**What is being asked**
Here are some entries; quote each one exactly.

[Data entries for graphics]
◇ ◇ ◇ ◇ ◇ ◇ ◇
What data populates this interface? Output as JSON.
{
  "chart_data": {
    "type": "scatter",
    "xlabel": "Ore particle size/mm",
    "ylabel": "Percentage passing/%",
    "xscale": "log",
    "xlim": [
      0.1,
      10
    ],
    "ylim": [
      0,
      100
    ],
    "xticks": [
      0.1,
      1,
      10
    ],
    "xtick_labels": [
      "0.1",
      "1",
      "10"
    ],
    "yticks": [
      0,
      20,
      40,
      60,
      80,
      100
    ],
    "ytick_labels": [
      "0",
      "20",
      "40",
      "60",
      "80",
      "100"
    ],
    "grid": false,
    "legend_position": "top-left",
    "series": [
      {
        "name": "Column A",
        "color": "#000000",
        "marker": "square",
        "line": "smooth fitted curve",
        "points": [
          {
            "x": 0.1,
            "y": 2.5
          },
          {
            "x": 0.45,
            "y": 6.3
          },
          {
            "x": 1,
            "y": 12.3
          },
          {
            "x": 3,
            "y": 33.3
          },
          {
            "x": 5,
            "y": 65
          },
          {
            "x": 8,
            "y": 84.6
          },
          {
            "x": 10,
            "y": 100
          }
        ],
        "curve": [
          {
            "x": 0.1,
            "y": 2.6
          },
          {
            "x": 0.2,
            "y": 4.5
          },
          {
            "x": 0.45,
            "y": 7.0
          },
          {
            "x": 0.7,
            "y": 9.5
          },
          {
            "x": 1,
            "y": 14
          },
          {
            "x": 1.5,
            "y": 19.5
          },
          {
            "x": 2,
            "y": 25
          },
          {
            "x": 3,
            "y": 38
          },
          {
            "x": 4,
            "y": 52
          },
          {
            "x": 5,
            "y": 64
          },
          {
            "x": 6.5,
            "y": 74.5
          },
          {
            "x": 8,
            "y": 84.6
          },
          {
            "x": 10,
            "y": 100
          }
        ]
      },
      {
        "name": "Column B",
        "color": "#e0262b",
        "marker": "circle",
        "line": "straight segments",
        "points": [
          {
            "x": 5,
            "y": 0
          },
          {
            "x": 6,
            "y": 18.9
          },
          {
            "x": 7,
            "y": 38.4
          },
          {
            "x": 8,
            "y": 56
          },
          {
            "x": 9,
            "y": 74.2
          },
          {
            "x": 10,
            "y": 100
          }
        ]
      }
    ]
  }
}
◇ ◇ ◇ ◇ ◇ ◇ ◇
**Finished task**
What data populates this interface? Output as JSON.
{
  "chart_data": {
    "type": "scatter",
    "xlabel": "Ore particle size/mm",
    "ylabel": "Percentage passing/%",
    "xscale": "log",
    "xlim": [
      0.1,
      10
    ],
    "ylim": [
      0,
      100
    ],
    "xticks": [
      0.1,
      1,
      10
    ],
    "xtick_labels": [
      "0.1",
      "1",
      "10"
    ],
    "yticks": [
      0,
      20,
      40,
      60,
      80,
      100
    ],
    "ytick_labels": [
      "0",
      "20",
      "40",
      "60",
      "80",
      "100"
    ],
    "grid": false,
    "legend_position": "top-left",
    "series": [
      {
        "name": "Column A",
        "color": "#000000",
        "marker": "square",
        "line": "smooth fitted curve",
        "points": [
          {
            "x": 0.1,
            "y": 2.5
          },
          {
            "x": 0.45,
            "y": 6.3
          },
          {
            "x": 1,
            "y": 12.3
          },
          {
            "x": 3,
            "y": 33.3
          },
          {
            "x": 5,
            "y": 65
          },
          {
            "x": 8,
            "y": 84.6
          },
          {
            "x": 10,
            "y": 100
          }
        ],
        "curve": [
          {
            "x": 0.1,
            "y": 2.6
          },
          {
            "x": 0.2,
            "y": 4.5
          },
          {
            "x": 0.45,
            "y": 7.0
          },
          {
            "x": 0.7,
            "y": 9.5
          },
          {
            "x": 1,
            "y": 14
          },
          {
            "x": 1.5,
            "y": 19.5
          },
          {
            "x": 2,
            "y": 25
          },
          {
            "x": 3,
            "y": 38
          },
          {
            "x": 4,
            "y": 52
          },
          {
            "x": 5,
            "y": 64
          },
          {
            "x": 6.5,
            "y": 74.5
          },
          {
            "x": 8,
            "y": 84.6
          },
          {
            "x": 10,
            "y": 100
          }
        ]
      },
      {
        "name": "Column B",
        "color": "#e0262b",
        "marker": "circle",
        "line": "straight segments",
        "points": [
          {
            "x": 5,
            "y": 0
          },
          {
            "x": 6,
            "y": 18.9
          },
          {
            "x": 7,
            "y": 38.4
          },
          {
            "x": 8,
            "y": 56
          },
          {
            "x": 9,
            "y": 74.2
          },
          {
            "x": 10,
            "y": 100
          }
        ]
      }
    ]
  }
}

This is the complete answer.